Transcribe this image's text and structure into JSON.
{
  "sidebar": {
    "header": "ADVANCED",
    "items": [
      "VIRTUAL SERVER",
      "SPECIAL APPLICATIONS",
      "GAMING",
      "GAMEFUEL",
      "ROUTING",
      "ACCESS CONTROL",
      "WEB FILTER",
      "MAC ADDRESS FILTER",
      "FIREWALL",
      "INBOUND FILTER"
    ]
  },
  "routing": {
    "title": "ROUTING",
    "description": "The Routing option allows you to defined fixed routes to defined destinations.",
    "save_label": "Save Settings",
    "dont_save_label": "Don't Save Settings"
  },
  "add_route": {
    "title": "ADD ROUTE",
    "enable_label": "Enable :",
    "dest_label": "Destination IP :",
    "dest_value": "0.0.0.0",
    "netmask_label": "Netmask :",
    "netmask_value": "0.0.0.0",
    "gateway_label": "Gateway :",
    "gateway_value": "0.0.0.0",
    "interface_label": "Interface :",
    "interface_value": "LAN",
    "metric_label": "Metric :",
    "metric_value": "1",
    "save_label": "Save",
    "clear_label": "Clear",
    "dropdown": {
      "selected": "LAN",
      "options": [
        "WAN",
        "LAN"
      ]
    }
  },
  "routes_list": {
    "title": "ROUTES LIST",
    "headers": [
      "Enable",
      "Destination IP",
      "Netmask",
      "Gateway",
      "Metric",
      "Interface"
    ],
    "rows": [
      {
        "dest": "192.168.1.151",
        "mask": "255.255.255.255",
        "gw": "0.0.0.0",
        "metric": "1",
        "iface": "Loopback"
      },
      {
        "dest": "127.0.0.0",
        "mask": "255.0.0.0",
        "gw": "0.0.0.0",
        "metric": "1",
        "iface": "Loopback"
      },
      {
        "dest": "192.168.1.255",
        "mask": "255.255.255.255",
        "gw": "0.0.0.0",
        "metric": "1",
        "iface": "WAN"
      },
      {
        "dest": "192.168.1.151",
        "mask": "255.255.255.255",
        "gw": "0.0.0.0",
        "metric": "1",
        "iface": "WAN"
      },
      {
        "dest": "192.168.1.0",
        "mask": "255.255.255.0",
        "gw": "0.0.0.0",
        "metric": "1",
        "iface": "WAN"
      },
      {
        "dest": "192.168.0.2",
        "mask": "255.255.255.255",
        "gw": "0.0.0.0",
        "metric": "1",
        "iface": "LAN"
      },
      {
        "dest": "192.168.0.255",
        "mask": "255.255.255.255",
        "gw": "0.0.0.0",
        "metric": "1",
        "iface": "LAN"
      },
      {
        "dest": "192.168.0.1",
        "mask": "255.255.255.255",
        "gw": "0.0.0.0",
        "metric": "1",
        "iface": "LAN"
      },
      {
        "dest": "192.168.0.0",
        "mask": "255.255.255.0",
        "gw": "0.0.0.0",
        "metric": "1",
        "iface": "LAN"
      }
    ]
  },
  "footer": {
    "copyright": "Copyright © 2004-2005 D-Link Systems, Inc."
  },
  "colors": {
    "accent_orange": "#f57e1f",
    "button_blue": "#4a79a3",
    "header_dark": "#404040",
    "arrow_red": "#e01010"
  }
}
━━━━
Work instructions: Go through the entries and return each line where the word "FILTER" appears.

Result for this task:
      "WEB FILTER",
      "MAC ADDRESS FILTER",
      "INBOUND FILTER"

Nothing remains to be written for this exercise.